Work instructions: Check every line below for the word "SHARP" and show those that hold it.
** BEGIN Records for this exercise **
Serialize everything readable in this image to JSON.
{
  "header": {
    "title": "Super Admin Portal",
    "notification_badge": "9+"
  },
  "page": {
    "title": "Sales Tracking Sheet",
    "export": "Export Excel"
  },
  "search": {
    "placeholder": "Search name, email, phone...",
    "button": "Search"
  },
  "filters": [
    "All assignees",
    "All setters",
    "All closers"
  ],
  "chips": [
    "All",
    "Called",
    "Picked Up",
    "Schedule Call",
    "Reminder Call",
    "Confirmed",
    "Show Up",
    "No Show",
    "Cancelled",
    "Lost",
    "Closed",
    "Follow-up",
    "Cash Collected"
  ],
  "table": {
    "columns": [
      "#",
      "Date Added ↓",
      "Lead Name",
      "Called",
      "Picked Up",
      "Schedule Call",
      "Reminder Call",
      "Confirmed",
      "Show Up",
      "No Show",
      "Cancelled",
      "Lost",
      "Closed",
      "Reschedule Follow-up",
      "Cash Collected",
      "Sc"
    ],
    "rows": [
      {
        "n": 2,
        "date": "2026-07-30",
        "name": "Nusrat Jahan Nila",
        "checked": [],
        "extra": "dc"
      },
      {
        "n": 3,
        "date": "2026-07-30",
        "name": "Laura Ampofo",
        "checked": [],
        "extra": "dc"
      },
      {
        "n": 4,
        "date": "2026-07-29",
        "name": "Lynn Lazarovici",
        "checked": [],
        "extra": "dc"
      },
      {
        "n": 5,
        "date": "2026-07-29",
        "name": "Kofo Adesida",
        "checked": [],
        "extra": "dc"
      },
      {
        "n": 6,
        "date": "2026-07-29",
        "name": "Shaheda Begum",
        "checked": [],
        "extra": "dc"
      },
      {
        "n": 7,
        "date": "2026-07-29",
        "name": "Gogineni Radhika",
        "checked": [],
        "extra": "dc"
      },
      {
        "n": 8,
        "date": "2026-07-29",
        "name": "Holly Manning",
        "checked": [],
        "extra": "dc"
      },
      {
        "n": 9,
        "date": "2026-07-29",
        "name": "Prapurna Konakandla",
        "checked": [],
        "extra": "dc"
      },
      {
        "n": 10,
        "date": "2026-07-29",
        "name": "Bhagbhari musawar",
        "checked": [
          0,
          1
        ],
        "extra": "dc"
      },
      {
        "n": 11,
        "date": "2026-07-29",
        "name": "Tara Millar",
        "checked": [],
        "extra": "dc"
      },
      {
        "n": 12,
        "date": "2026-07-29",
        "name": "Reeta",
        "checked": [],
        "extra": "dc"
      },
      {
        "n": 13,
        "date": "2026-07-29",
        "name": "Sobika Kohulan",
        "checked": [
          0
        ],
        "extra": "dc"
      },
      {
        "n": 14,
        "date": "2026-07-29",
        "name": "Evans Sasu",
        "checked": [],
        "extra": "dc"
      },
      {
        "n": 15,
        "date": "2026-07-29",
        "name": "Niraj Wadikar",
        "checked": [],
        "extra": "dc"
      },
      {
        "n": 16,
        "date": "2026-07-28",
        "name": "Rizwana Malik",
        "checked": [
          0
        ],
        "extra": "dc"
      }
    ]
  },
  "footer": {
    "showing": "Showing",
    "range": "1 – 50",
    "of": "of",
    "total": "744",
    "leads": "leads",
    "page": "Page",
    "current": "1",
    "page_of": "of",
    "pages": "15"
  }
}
** END Records for this exercise **
** BEGIN Records for this exercise **
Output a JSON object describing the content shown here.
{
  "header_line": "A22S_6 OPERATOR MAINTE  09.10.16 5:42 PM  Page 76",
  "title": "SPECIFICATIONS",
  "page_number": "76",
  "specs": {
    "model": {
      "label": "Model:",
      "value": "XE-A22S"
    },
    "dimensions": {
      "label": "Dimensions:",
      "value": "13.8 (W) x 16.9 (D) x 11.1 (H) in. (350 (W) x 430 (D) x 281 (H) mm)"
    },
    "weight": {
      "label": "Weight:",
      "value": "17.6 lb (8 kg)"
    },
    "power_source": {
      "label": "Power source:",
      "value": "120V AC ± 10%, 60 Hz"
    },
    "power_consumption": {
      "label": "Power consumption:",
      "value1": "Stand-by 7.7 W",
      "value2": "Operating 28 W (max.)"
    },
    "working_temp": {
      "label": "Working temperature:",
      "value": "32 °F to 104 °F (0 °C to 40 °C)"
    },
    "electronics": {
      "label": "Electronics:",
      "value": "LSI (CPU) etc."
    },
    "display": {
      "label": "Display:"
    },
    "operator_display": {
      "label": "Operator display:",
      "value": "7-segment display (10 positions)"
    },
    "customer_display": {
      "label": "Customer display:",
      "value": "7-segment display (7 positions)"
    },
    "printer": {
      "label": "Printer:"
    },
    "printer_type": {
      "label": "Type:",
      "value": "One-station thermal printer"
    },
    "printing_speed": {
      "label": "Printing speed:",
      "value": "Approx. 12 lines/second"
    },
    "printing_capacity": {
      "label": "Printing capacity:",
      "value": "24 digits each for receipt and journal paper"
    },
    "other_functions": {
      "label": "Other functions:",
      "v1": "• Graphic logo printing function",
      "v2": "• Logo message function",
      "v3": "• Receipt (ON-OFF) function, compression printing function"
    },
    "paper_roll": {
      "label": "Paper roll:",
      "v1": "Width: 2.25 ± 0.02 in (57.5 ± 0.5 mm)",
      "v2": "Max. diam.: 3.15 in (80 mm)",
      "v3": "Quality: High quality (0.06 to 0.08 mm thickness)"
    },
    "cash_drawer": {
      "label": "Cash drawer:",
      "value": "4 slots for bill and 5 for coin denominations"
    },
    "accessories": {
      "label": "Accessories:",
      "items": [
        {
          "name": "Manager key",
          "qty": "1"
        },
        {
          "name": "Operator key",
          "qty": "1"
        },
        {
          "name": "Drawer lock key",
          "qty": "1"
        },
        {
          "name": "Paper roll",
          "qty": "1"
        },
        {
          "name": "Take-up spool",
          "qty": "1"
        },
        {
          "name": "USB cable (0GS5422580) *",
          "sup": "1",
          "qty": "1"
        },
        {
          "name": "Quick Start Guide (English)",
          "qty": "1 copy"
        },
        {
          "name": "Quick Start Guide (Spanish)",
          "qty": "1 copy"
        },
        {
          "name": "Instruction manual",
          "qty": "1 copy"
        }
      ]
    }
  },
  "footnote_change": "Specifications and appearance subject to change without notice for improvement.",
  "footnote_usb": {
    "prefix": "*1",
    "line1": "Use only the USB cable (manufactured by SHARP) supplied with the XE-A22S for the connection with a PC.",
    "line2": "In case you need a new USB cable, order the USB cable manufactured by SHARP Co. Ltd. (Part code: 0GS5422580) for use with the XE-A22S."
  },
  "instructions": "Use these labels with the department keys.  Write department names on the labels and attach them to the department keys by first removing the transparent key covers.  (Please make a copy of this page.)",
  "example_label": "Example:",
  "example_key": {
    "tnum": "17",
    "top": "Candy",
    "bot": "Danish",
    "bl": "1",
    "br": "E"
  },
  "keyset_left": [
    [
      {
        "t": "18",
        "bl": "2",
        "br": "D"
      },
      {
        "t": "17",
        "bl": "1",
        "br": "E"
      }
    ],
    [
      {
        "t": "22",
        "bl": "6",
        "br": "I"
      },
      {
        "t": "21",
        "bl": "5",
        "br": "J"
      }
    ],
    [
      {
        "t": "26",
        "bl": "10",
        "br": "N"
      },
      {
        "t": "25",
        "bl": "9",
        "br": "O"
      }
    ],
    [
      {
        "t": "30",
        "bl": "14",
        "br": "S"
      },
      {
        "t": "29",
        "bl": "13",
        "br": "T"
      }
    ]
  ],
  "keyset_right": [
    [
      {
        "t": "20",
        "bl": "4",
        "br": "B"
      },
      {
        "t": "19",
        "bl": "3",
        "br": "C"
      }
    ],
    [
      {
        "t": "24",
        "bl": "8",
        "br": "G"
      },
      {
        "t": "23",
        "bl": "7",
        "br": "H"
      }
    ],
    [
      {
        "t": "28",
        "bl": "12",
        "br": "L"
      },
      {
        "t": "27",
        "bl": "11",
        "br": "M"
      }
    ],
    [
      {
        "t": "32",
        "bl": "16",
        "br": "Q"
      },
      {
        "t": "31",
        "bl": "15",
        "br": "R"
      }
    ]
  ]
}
** END Records for this exercise **
** BEGIN Records for this exercise **
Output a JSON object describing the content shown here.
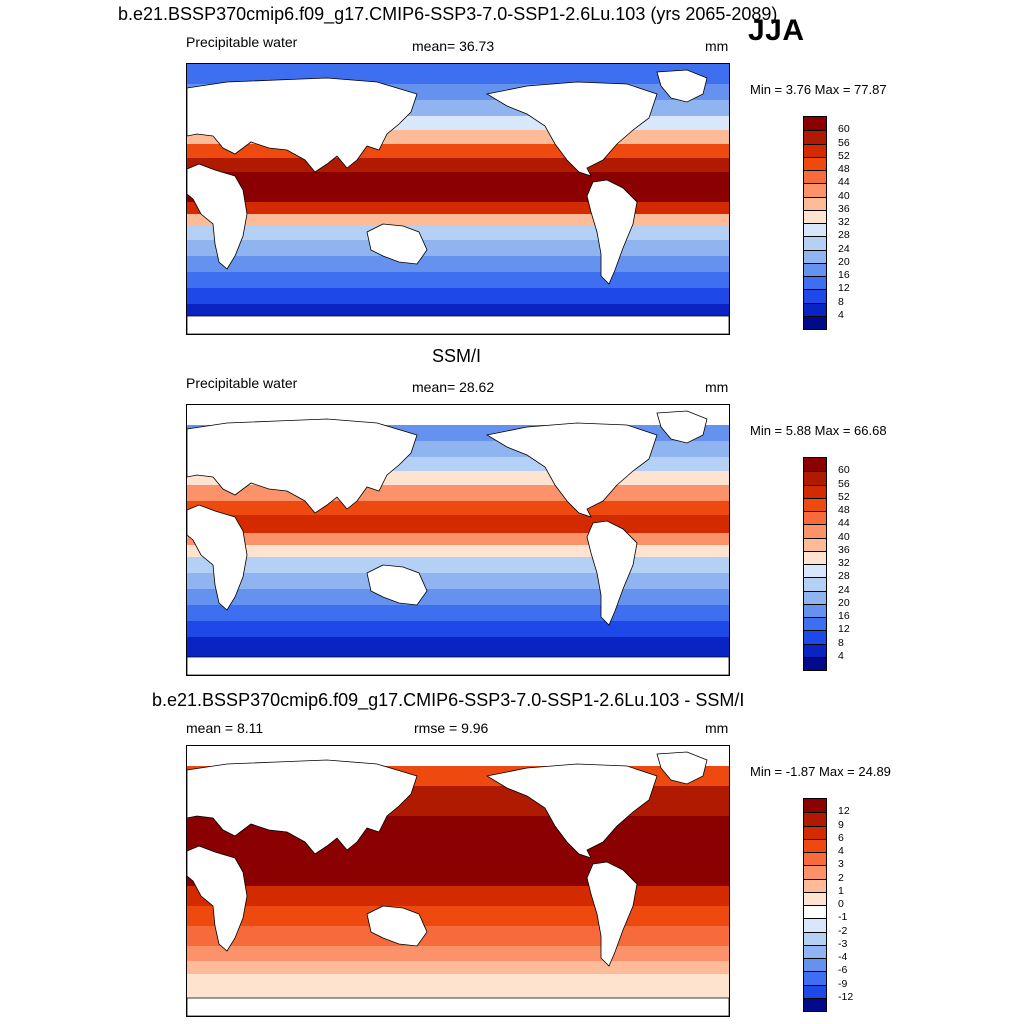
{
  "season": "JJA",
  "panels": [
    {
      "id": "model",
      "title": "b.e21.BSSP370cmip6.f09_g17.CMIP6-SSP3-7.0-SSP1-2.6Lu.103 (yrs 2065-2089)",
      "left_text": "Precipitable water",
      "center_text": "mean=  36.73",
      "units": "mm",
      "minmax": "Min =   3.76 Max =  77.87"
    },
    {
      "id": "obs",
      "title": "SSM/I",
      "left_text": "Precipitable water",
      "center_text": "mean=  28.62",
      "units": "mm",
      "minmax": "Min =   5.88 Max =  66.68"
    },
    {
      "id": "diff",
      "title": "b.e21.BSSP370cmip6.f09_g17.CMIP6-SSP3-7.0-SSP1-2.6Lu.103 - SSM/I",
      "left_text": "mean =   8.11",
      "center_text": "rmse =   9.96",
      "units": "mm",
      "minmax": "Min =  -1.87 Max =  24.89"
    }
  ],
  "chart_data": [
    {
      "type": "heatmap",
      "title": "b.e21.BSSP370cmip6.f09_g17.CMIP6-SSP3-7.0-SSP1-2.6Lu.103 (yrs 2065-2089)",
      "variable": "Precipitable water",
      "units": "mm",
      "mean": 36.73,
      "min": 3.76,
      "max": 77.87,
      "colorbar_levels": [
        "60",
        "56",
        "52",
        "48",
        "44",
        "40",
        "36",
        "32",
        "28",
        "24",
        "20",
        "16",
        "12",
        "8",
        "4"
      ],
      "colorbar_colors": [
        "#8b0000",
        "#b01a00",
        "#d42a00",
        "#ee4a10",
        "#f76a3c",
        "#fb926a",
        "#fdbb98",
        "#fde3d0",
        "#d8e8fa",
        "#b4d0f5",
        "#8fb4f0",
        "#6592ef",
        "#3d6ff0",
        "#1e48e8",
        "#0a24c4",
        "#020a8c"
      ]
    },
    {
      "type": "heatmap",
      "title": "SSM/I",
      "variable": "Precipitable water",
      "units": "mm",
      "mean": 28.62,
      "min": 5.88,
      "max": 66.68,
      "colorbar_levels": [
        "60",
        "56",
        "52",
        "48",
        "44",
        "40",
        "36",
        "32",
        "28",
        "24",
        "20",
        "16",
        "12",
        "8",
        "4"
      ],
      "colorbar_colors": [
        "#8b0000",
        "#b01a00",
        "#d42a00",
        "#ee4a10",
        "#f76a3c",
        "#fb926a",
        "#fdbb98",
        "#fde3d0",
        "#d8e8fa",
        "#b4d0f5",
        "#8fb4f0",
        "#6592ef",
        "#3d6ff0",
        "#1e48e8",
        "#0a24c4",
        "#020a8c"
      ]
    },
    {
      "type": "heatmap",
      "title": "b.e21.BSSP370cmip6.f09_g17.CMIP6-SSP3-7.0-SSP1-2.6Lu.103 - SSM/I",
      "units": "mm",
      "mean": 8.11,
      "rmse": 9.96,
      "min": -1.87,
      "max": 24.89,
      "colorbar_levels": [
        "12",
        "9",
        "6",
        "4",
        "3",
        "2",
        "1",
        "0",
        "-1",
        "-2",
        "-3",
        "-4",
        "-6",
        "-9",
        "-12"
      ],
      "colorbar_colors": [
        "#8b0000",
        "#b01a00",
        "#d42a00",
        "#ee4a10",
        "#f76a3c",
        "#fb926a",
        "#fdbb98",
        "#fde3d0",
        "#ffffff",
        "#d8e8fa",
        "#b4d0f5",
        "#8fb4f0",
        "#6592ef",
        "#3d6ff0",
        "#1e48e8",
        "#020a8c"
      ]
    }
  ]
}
** END Records for this exercise **
Full output:
    "line1": "Use only the USB cable (manufactured by SHARP) supplied with the XE-A22S for the connection with a PC.",
    "line2": "In case you need a new USB cable, order the USB cable manufactured by SHARP Co. Ltd. (Part code: 0GS5422580) for use with the XE-A22S."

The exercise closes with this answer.